> _Instruction_: Which lines of the material contain the word "must"? Copy each of them, matching case exactly.

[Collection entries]
• • • • •
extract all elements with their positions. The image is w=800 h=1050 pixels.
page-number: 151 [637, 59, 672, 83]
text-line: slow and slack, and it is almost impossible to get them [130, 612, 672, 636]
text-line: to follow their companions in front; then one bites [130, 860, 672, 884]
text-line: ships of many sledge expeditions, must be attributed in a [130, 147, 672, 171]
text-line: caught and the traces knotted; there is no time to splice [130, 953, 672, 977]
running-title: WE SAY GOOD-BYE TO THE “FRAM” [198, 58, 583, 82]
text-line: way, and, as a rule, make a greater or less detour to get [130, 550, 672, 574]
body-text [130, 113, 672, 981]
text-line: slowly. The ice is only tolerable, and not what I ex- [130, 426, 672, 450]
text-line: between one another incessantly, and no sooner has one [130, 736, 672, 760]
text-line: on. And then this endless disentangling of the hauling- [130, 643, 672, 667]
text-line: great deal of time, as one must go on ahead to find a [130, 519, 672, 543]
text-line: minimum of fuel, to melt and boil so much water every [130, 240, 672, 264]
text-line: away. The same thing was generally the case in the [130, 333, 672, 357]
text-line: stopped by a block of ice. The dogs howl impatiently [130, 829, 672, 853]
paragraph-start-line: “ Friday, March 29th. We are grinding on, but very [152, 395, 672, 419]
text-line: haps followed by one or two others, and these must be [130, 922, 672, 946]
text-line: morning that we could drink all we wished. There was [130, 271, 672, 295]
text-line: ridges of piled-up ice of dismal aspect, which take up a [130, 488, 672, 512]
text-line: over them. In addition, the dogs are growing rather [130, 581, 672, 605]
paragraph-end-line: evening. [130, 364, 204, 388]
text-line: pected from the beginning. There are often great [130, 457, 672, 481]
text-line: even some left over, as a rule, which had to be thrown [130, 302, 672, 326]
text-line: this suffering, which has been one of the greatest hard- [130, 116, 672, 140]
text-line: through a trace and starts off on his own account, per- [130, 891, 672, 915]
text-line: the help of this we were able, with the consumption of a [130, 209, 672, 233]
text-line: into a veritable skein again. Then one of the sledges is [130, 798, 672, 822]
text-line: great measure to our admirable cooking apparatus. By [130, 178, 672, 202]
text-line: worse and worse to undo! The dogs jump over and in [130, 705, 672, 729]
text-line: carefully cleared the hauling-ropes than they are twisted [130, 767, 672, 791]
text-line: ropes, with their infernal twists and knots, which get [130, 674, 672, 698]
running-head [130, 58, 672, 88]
• • • • •
> _Response below_:
text-line: ships of many sledge expeditions, must be attributed in a [130, 147, 672, 171]
text-line: great deal of time, as one must go on ahead to find a [130, 519, 672, 543]
text-line: haps followed by one or two others, and these must be [130, 922, 672, 946]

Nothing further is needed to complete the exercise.